Set task -
Every line of the data must be copied exactly.

● ● ● ● ● ● ●

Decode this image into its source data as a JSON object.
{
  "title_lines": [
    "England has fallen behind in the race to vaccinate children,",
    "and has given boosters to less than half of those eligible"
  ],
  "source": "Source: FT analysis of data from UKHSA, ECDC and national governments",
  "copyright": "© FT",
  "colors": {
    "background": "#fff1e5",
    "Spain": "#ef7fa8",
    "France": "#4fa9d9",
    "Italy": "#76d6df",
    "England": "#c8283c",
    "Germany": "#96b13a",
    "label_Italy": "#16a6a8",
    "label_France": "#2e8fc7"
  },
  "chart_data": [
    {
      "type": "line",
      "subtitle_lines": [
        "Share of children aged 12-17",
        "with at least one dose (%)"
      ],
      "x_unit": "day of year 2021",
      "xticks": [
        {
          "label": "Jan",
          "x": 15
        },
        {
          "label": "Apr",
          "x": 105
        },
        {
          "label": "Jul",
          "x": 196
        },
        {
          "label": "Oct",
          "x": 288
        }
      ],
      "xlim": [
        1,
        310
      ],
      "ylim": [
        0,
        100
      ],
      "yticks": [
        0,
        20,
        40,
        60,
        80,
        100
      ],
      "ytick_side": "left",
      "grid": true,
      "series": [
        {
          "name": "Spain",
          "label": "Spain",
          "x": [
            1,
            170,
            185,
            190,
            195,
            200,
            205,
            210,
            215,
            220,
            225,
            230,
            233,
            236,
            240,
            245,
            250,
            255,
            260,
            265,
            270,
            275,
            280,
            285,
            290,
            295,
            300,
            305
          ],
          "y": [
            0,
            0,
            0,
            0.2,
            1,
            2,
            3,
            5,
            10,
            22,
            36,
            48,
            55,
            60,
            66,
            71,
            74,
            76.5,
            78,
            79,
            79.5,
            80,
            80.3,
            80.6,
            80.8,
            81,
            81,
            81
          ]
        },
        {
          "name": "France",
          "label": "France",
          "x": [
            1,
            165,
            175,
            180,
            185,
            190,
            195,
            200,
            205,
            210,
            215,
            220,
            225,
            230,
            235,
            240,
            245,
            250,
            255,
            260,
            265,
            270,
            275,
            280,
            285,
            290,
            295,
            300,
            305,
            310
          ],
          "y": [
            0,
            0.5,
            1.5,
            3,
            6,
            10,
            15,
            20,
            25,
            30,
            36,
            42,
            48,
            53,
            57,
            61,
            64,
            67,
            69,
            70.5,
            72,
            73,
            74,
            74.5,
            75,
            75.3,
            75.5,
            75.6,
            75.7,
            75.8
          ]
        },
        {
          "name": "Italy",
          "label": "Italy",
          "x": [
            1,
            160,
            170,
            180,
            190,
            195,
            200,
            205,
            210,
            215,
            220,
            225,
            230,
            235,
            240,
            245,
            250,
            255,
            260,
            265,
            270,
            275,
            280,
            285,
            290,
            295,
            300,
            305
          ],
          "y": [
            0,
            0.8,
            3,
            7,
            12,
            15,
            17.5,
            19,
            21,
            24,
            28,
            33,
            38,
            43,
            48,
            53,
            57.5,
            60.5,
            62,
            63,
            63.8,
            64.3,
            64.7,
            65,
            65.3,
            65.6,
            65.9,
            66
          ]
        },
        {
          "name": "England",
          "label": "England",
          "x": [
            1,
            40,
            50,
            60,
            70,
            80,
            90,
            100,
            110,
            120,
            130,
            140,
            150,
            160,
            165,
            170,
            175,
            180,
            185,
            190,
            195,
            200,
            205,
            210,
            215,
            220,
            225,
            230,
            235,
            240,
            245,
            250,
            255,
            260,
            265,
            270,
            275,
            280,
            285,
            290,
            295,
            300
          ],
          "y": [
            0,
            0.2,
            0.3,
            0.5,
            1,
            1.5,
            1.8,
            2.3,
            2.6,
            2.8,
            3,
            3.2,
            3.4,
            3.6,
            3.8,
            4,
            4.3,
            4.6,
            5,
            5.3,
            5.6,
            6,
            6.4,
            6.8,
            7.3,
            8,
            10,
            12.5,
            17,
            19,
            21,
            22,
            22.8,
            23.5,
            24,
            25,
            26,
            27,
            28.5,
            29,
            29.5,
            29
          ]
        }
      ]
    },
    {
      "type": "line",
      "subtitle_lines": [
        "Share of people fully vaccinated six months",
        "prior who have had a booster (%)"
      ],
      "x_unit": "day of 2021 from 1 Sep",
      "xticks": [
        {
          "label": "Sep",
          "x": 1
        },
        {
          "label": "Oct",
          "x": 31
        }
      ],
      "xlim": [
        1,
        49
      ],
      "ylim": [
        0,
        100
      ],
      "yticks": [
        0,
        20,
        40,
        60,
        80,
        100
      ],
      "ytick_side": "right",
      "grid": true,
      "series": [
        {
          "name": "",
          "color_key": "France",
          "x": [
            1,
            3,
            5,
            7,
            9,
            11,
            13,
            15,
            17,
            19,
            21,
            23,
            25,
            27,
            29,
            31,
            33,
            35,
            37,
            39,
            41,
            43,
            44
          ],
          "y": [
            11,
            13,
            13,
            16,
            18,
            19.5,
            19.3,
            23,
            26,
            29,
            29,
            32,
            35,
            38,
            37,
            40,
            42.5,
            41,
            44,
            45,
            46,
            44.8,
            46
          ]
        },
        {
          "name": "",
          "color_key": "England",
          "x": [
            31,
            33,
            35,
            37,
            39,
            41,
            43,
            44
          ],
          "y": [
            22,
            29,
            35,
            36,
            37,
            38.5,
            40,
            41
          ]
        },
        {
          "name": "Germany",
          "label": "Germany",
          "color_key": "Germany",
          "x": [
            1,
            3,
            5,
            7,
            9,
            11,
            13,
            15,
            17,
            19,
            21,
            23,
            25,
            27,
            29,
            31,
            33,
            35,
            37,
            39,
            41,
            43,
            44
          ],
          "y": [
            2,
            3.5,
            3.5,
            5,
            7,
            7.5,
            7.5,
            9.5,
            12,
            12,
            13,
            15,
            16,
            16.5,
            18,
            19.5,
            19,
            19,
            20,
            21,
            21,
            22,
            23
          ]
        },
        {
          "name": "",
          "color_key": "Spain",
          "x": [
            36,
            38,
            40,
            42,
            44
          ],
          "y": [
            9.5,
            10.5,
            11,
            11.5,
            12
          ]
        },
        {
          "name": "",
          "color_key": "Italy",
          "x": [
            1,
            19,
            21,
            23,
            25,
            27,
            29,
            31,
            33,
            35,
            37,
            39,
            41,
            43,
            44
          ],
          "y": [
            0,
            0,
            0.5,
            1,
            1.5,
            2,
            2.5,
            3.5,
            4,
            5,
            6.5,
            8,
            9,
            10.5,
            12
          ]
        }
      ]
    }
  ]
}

● ● ● ● ● ● ●

Answer to the task -
Decode this image into its source data as a JSON object.
{
  "title_lines": [
    "England has fallen behind in the race to vaccinate children,",
    "and has given boosters to less than half of those eligible"
  ],
  "source": "Source: FT analysis of data from UKHSA, ECDC and national governments",
  "copyright": "© FT",
  "colors": {
    "background": "#fff1e5",
    "Spain": "#ef7fa8",
    "France": "#4fa9d9",
    "Italy": "#76d6df",
    "England": "#c8283c",
    "Germany": "#96b13a",
    "label_Italy": "#16a6a8",
    "label_France": "#2e8fc7"
  },
  "chart_data": [
    {
      "type": "line",
      "subtitle_lines": [
        "Share of children aged 12-17",
        "with at least one dose (%)"
      ],
      "x_unit": "day of year 2021",
      "xticks": [
        {
          "label": "Jan",
          "x": 15
        },
        {
          "label": "Apr",
          "x": 105
        },
        {
          "label": "Jul",
          "x": 196
        },
        {
          "label": "Oct",
          "x": 288
        }
      ],
      "xlim": [
        1,
        310
      ],
      "ylim": [
        0,
        100
      ],
      "yticks": [
        0,
        20,
        40,
        60,
        80,
        100
      ],
      "ytick_side": "left",
      "grid": true,
      "series": [
        {
          "name": "Spain",
          "label": "Spain",
          "x": [
            1,
            170,
            185,
            190,
            195,
            200,
            205,
            210,
            215,
            220,
            225,
            230,
            233,
            236,
            240,
            245,
            250,
            255,
            260,
            265,
            270,
            275,
            280,
            285,
            290,
            295,
            300,
            305
          ],
          "y": [
            0,
            0,
            0,
            0.2,
            1,
            2,
            3,
            5,
            10,
            22,
            36,
            48,
            55,
            60,
            66,
            71,
            74,
            76.5,
            78,
            79,
            79.5,
            80,
            80.3,
            80.6,
            80.8,
            81,
            81,
            81
          ]
        },
        {
          "name": "France",
          "label": "France",
          "x": [
            1,
            165,
            175,
            180,
            185,
            190,
            195,
            200,
            205,
            210,
            215,
            220,
            225,
            230,
            235,
            240,
            245,
            250,
            255,
            260,
            265,
            270,
            275,
            280,
            285,
            290,
            295,
            300,
            305,
            310
          ],
          "y": [
            0,
            0.5,
            1.5,
            3,
            6,
            10,
            15,
            20,
            25,
            30,
            36,
            42,
            48,
            53,
            57,
            61,
            64,
            67,
            69,
            70.5,
            72,
            73,
            74,
            74.5,
            75,
            75.3,
            75.5,
            75.6,
            75.7,
            75.8
          ]
        },
        {
          "name": "Italy",
          "label": "Italy",
          "x": [
            1,
            160,
            170,
            180,
            190,
            195,
            200,
            205,
            210,
            215,
            220,
            225,
            230,
            235,
            240,
            245,
            250,
            255,
            260,
            265,
            270,
            275,
            280,
            285,
            290,
            295,
            300,
            305
          ],
          "y": [
            0,
            0.8,
            3,
            7,
            12,
            15,
            17.5,
            19,
            21,
            24,
            28,
            33,
            38,
            43,
            48,
            53,
            57.5,
            60.5,
            62,
            63,
            63.8,
            64.3,
            64.7,
            65,
            65.3,
            65.6,
            65.9,
            66
          ]
        },
        {
          "name": "England",
          "label": "England",
          "x": [
            1,
            40,
            50,
            60,
            70,
            80,
            90,
            100,
            110,
            120,
            130,
            140,
            150,
            160,
            165,
            170,
            175,
            180,
            185,
            190,
            195,
            200,
            205,
            210,
            215,
            220,
            225,
            230,
            235,
            240,
            245,
            250,
            255,
            260,
            265,
            270,
            275,
            280,
            285,
            290,
            295,
            300
          ],
          "y": [
            0,
            0.2,
            0.3,
            0.5,
            1,
            1.5,
            1.8,
            2.3,
            2.6,
            2.8,
            3,
            3.2,
            3.4,
            3.6,
            3.8,
            4,
            4.3,
            4.6,
            5,
            5.3,
            5.6,
            6,
            6.4,
            6.8,
            7.3,
            8,
            10,
            12.5,
            17,
            19,
            21,
            22,
            22.8,
            23.5,
            24,
            25,
            26,
            27,
            28.5,
            29,
            29.5,
            29
          ]
        }
      ]
    },
    {
      "type": "line",
      "subtitle_lines": [
        "Share of people fully vaccinated six months",
        "prior who have had a booster (%)"
      ],
      "x_unit": "day of 2021 from 1 Sep",
      "xticks": [
        {
          "label": "Sep",
          "x": 1
        },
        {
          "label": "Oct",
          "x": 31
        }
      ],
      "xlim": [
        1,
        49
      ],
      "ylim": [
        0,
        100
      ],
      "yticks": [
        0,
        20,
        40,
        60,
        80,
        100
      ],
      "ytick_side": "right",
      "grid": true,
      "series": [
        {
          "name": "",
          "color_key": "France",
          "x": [
            1,
            3,
            5,
            7,
            9,
            11,
            13,
            15,
            17,
            19,
            21,
            23,
            25,
            27,
            29,
            31,
            33,
            35,
            37,
            39,
            41,
            43,
            44
          ],
          "y": [
            11,
            13,
            13,
            16,
            18,
            19.5,
            19.3,
            23,
            26,
            29,
            29,
            32,
            35,
            38,
            37,
            40,
            42.5,
            41,
            44,
            45,
            46,
            44.8,
            46
          ]
        },
        {
          "name": "",
          "color_key": "England",
          "x": [
            31,
            33,
            35,
            37,
            39,
            41,
            43,
            44
          ],
          "y": [
            22,
            29,
            35,
            36,
            37,
            38.5,
            40,
            41
          ]
        },
        {
          "name": "Germany",
          "label": "Germany",
          "color_key": "Germany",
          "x": [
            1,
            3,
            5,
            7,
            9,
            11,
            13,
            15,
            17,
            19,
            21,
            23,
            25,
            27,
            29,
            31,
            33,
            35,
            37,
            39,
            41,
            43,
            44
          ],
          "y": [
            2,
            3.5,
            3.5,
            5,
            7,
            7.5,
            7.5,
            9.5,
            12,
            12,
            13,
            15,
            16,
            16.5,
            18,
            19.5,
            19,
            19,
            20,
            21,
            21,
            22,
            23
          ]
        },
        {
          "name": "",
          "color_key": "Spain",
          "x": [
            36,
            38,
            40,
            42,
            44
          ],
          "y": [
            9.5,
            10.5,
            11,
            11.5,
            12
          ]
        },
        {
          "name": "",
          "color_key": "Italy",
          "x": [
            1,
            19,
            21,
            23,
            25,
            27,
            29,
            31,
            33,
            35,
            37,
            39,
            41,
            43,
            44
          ],
          "y": [
            0,
            0,
            0.5,
            1,
            1.5,
            2,
            2.5,
            3.5,
            4,
            5,
            6.5,
            8,
            9,
            10.5,
            12
          ]
        }
      ]
    }
  ]
}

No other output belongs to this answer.